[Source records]
[Start]

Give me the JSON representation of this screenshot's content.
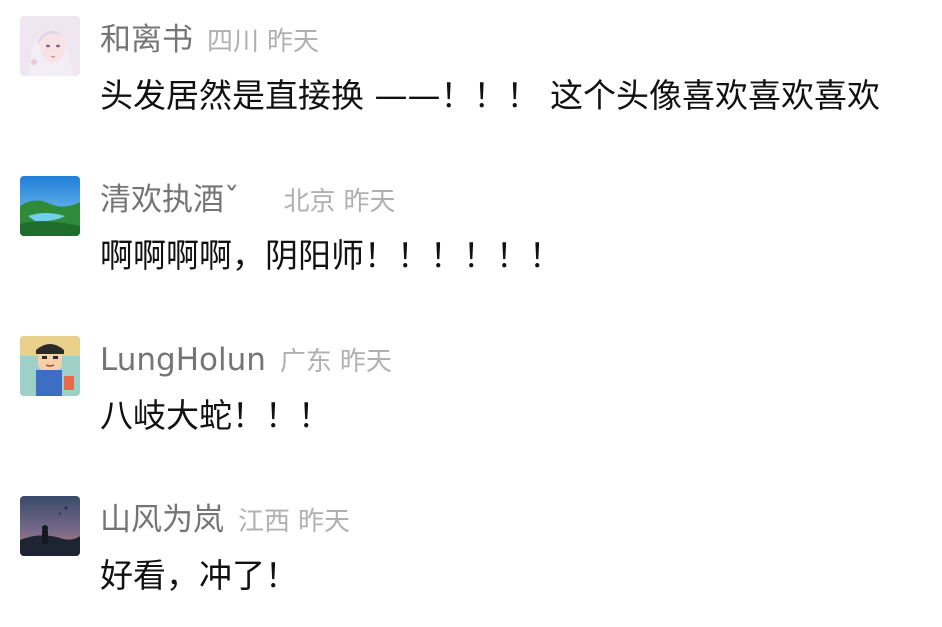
{
  "comments": [
    {
      "avatar_icon": "avatar-anime-girl-icon",
      "username": "和离书",
      "location": "四川",
      "time": "昨天",
      "text": "头发居然是直接换 ——！！！ 这个头像喜欢喜欢喜欢"
    },
    {
      "avatar_icon": "avatar-lake-landscape-icon",
      "username": "清欢执酒ˇ",
      "location": "北京",
      "time": "昨天",
      "text": "啊啊啊啊，阴阳师！！！！！！"
    },
    {
      "avatar_icon": "avatar-cartoon-boy-icon",
      "username": "LungHolun",
      "location": "广东",
      "time": "昨天",
      "text": "八岐大蛇！！！"
    },
    {
      "avatar_icon": "avatar-dusk-scene-icon",
      "username": "山风为岚",
      "location": "江西",
      "time": "昨天",
      "text": "好看，冲了！"
    }
  ]
}
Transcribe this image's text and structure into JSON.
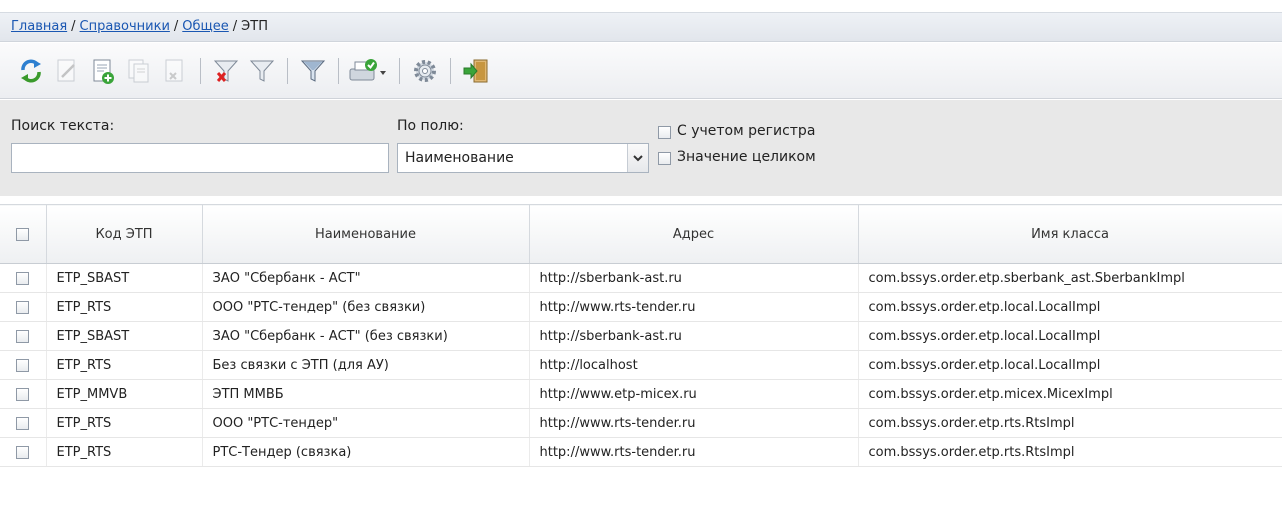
{
  "breadcrumb": {
    "home": "Главная",
    "sep1": "/",
    "dictionaries": "Справочники",
    "sep2": "/",
    "general": "Общее",
    "sep3": "/",
    "current": "ЭТП"
  },
  "toolbar": {
    "buttons": [
      "refresh-icon",
      "edit-icon",
      "add-icon",
      "copy-icon",
      "delete-icon",
      "clear-filter-icon",
      "filter-icon",
      "filter-apply-icon",
      "print-export-icon",
      "settings-icon",
      "exit-icon"
    ]
  },
  "search": {
    "text_label": "Поиск текста:",
    "text_value": "",
    "field_label": "По полю:",
    "field_value": "Наименование",
    "case_label": "С учетом регистра",
    "whole_label": "Значение целиком"
  },
  "grid": {
    "columns": [
      "Код ЭТП",
      "Наименование",
      "Адрес",
      "Имя класса"
    ],
    "rows": [
      [
        "ETP_SBAST",
        "ЗАО \"Сбербанк - АСТ\"",
        "http://sberbank-ast.ru",
        "com.bssys.order.etp.sberbank_ast.SberbankImpl"
      ],
      [
        "ETP_RTS",
        "ООО \"РТС-тендер\" (без связки)",
        "http://www.rts-tender.ru",
        "com.bssys.order.etp.local.LocalImpl"
      ],
      [
        "ETP_SBAST",
        "ЗАО \"Сбербанк - АСТ\" (без связки)",
        "http://sberbank-ast.ru",
        "com.bssys.order.etp.local.LocalImpl"
      ],
      [
        "ETP_RTS",
        "Без связки с ЭТП (для АУ)",
        "http://localhost",
        "com.bssys.order.etp.local.LocalImpl"
      ],
      [
        "ETP_MMVB",
        "ЭТП ММВБ",
        "http://www.etp-micex.ru",
        "com.bssys.order.etp.micex.MicexImpl"
      ],
      [
        "ETP_RTS",
        "ООО \"РТС-тендер\"",
        "http://www.rts-tender.ru",
        "com.bssys.order.etp.rts.RtsImpl"
      ],
      [
        "ETP_RTS",
        "РТС-Тендер (связка)",
        "http://www.rts-tender.ru",
        "com.bssys.order.etp.rts.RtsImpl"
      ]
    ]
  }
}
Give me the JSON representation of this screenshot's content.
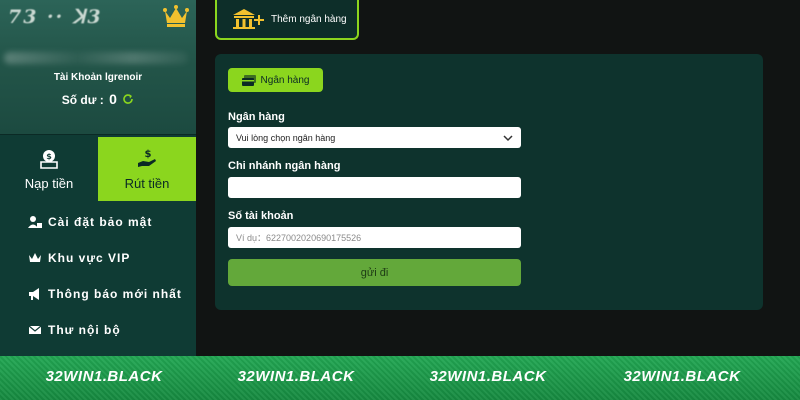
{
  "sidebar": {
    "logo_text": "73 ·· ꓘ3",
    "account_label": "Tài Khoản lgrenoir",
    "balance_label": "Số dư :",
    "balance_value": "0",
    "tabs": [
      {
        "label": "Nạp tiền",
        "icon": "money-bag-icon",
        "active": false
      },
      {
        "label": "Rút tiền",
        "icon": "hand-money-icon",
        "active": true
      }
    ],
    "menu": [
      {
        "label": "Cài đặt bảo mật",
        "icon": "user-lock-icon"
      },
      {
        "label": "Khu vực VIP",
        "icon": "crown-icon"
      },
      {
        "label": "Thông báo mới nhất",
        "icon": "megaphone-icon"
      },
      {
        "label": "Thư nội bộ",
        "icon": "envelope-icon"
      }
    ]
  },
  "main": {
    "add_bank_label": "Thêm ngân hàng",
    "chip_label": "Ngân hàng",
    "bank": {
      "label": "Ngân hàng",
      "selected": "Vui lòng chọn ngân hàng"
    },
    "branch": {
      "label": "Chi nhánh ngân hàng",
      "value": ""
    },
    "account": {
      "label": "Số tài khoản",
      "placeholder": "Ví dụ：6227002020690175526"
    },
    "submit_label": "gửi đi"
  },
  "footer": {
    "items": [
      "32WIN1.BLACK",
      "32WIN1.BLACK",
      "32WIN1.BLACK",
      "32WIN1.BLACK"
    ]
  },
  "colors": {
    "accent": "#8bd61e",
    "sidebar_bg": "#0f3b34",
    "panel_bg": "#0e332d",
    "page_bg": "#111413",
    "submit_bg": "#63a83a",
    "footer_bg": "#1b9a4a",
    "crown": "#f2c12e"
  }
}
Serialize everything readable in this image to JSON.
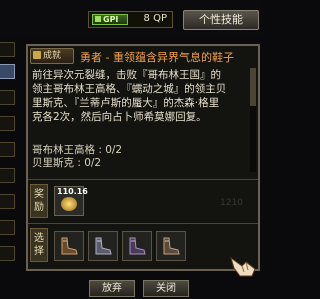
{
  "topbar": {
    "currency_badge": "GPI",
    "currency_amount": "8 QP",
    "skill_button": "个性技能"
  },
  "quest": {
    "tag": "成就",
    "title": "勇者 - 重领蕴含异界气息的鞋子",
    "description_lines": [
      "    前往异次元裂缝，击败『哥布林王国』的",
      "领主哥布林王高格、『蠕动之城』的领主贝",
      "里斯克、『兰蒂卢斯的蜃大』的杰森·格里",
      "克各2次，然后向占卜师希莫娜回复。"
    ],
    "objectives": [
      "哥布林王高格 : 0/2",
      "贝里斯克 : 0/2"
    ]
  },
  "rewards": {
    "label": "奖励",
    "item_qty": "110.16",
    "faint_text": "1210"
  },
  "choose": {
    "label": "选择",
    "item_count": 4
  },
  "buttons": {
    "abandon": "放弃",
    "close": "关闭"
  },
  "colors": {
    "title": "#f2a24a",
    "panel_border": "#6a6150",
    "background": "#0a0a0c"
  }
}
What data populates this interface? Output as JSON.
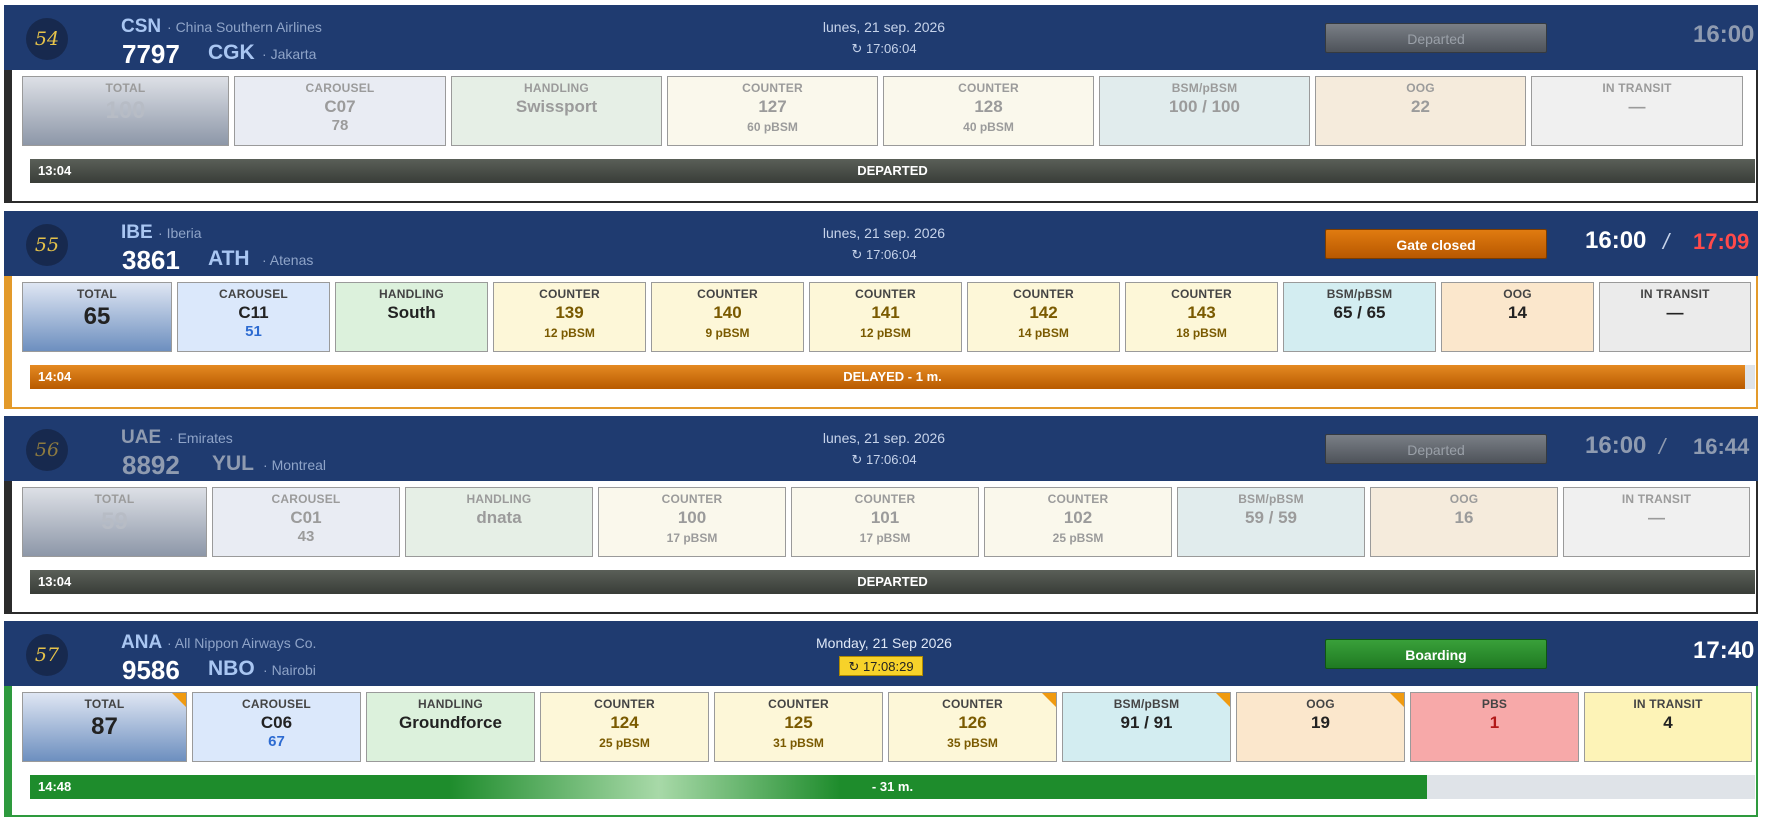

[End]

Problem description: Leave images out of the retyped records; keep all else exact.

Solution for this task:
Give me the JSON representation of this screenshot's content.
{
  "comments": [
    {
      "avatar_icon": "avatar-anime-girl-icon",
      "username": "和离书",
      "location": "四川",
      "time": "昨天",
      "text": "头发居然是直接换 ——！！！ 这个头像喜欢喜欢喜欢"
    },
    {
      "avatar_icon": "avatar-lake-landscape-icon",
      "username": "清欢执酒ˇ",
      "location": "北京",
      "time": "昨天",
      "text": "啊啊啊啊，阴阳师！！！！！！"
    },
    {
      "avatar_icon": "avatar-cartoon-boy-icon",
      "username": "LungHolun",
      "location": "广东",
      "time": "昨天",
      "text": "八岐大蛇！！！"
    },
    {
      "avatar_icon": "avatar-dusk-scene-icon",
      "username": "山风为岚",
      "location": "江西",
      "time": "昨天",
      "text": "好看，冲了！"
    }
  ]
}
Transcribe this image's text and structure into JSON.
{
  "breadcrumb": {
    "home": "Главная",
    "sep1": "/",
    "dictionaries": "Справочники",
    "sep2": "/",
    "general": "Общее",
    "sep3": "/",
    "current": "ЭТП"
  },
  "toolbar": {
    "buttons": [
      "refresh-icon",
      "edit-icon",
      "add-icon",
      "copy-icon",
      "delete-icon",
      "clear-filter-icon",
      "filter-icon",
      "filter-apply-icon",
      "print-export-icon",
      "settings-icon",
      "exit-icon"
    ]
  },
  "search": {
    "text_label": "Поиск текста:",
    "text_value": "",
    "field_label": "По полю:",
    "field_value": "Наименование",
    "case_label": "С учетом регистра",
    "whole_label": "Значение целиком"
  },
  "grid": {
    "columns": [
      "Код ЭТП",
      "Наименование",
      "Адрес",
      "Имя класса"
    ],
    "rows": [
      [
        "ETP_SBAST",
        "ЗАО \"Сбербанк - АСТ\"",
        "http://sberbank-ast.ru",
        "com.bssys.order.etp.sberbank_ast.SberbankImpl"
      ],
      [
        "ETP_RTS",
        "ООО \"РТС-тендер\" (без связки)",
        "http://www.rts-tender.ru",
        "com.bssys.order.etp.local.LocalImpl"
      ],
      [
        "ETP_SBAST",
        "ЗАО \"Сбербанк - АСТ\" (без связки)",
        "http://sberbank-ast.ru",
        "com.bssys.order.etp.local.LocalImpl"
      ],
      [
        "ETP_RTS",
        "Без связки с ЭТП (для АУ)",
        "http://localhost",
        "com.bssys.order.etp.local.LocalImpl"
      ],
      [
        "ETP_MMVB",
        "ЭТП ММВБ",
        "http://www.etp-micex.ru",
        "com.bssys.order.etp.micex.MicexImpl"
      ],
      [
        "ETP_RTS",
        "ООО \"РТС-тендер\"",
        "http://www.rts-tender.ru",
        "com.bssys.order.etp.rts.RtsImpl"
      ],
      [
        "ETP_RTS",
        "РТС-Тендер (связка)",
        "http://www.rts-tender.ru",
        "com.bssys.order.etp.rts.RtsImpl"
      ]
    ]
  }
}
Give me the JSON representation of this screenshot's content.
{
  "sidebar": {
    "logo_text": "73 ·· ꓘ3",
    "account_label": "Tài Khoản lgrenoir",
    "balance_label": "Số dư :",
    "balance_value": "0",
    "tabs": [
      {
        "label": "Nạp tiền",
        "icon": "money-bag-icon",
        "active": false
      },
      {
        "label": "Rút tiền",
        "icon": "hand-money-icon",
        "active": true
      }
    ],
    "menu": [
      {
        "label": "Cài đặt bảo mật",
        "icon": "user-lock-icon"
      },
      {
        "label": "Khu vực VIP",
        "icon": "crown-icon"
      },
      {
        "label": "Thông báo mới nhất",
        "icon": "megaphone-icon"
      },
      {
        "label": "Thư nội bộ",
        "icon": "envelope-icon"
      }
    ]
  },
  "main": {
    "add_bank_label": "Thêm ngân hàng",
    "chip_label": "Ngân hàng",
    "bank": {
      "label": "Ngân hàng",
      "selected": "Vui lòng chọn ngân hàng"
    },
    "branch": {
      "label": "Chi nhánh ngân hàng",
      "value": ""
    },
    "account": {
      "label": "Số tài khoản",
      "placeholder": "Ví dụ：6227002020690175526"
    },
    "submit_label": "gửi đi"
  },
  "footer": {
    "items": [
      "32WIN1.BLACK",
      "32WIN1.BLACK",
      "32WIN1.BLACK",
      "32WIN1.BLACK"
    ]
  },
  "colors": {
    "accent": "#8bd61e",
    "sidebar_bg": "#0f3b34",
    "panel_bg": "#0e332d",
    "page_bg": "#111413",
    "submit_bg": "#63a83a",
    "footer_bg": "#1b9a4a",
    "crown": "#f2c12e"
  }
}
Serialize everything readable in this image to JSON.
{
  "topbar": {
    "currency_badge": "GPI",
    "currency_amount": "8 QP",
    "skill_button": "个性技能"
  },
  "quest": {
    "tag": "成就",
    "title": "勇者 - 重领蕴含异界气息的鞋子",
    "description_lines": [
      "    前往异次元裂缝，击败『哥布林王国』的",
      "领主哥布林王高格、『蠕动之城』的领主贝",
      "里斯克、『兰蒂卢斯的蜃大』的杰森·格里",
      "克各2次，然后向占卜师希莫娜回复。"
    ],
    "objectives": [
      "哥布林王高格 : 0/2",
      "贝里斯克 : 0/2"
    ]
  },
  "rewards": {
    "label": "奖励",
    "item_qty": "110.16",
    "faint_text": "1210"
  },
  "choose": {
    "label": "选择",
    "item_count": 4
  },
  "buttons": {
    "abandon": "放弃",
    "close": "关闭"
  },
  "colors": {
    "title": "#f2a24a",
    "panel_border": "#6a6150",
    "background": "#0a0a0c"
  }
}
What data populates this interface? Output as JSON.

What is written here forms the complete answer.